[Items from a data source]
>>>>>

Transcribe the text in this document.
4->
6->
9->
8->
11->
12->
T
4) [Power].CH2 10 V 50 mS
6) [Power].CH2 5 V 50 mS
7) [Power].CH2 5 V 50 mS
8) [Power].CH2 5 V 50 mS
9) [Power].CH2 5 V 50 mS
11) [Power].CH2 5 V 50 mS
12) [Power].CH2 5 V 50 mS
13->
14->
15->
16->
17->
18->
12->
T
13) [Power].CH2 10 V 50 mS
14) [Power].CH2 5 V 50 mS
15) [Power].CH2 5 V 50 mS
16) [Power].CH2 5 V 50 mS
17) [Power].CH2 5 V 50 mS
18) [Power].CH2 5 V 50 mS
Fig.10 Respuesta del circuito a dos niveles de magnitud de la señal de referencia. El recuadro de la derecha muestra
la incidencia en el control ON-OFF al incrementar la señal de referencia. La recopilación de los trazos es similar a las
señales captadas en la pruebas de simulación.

<<<<<

Copy all lines from the listing that contain "referencia".

▸ RESULT BELOW
Fig.10 Respuesta del circuito a dos niveles de magnitud de la señal de referencia. El recuadro de la derecha muestra
la incidencia en el control ON-OFF al incrementar la señal de referencia. La recopilación de los trazos es similar a las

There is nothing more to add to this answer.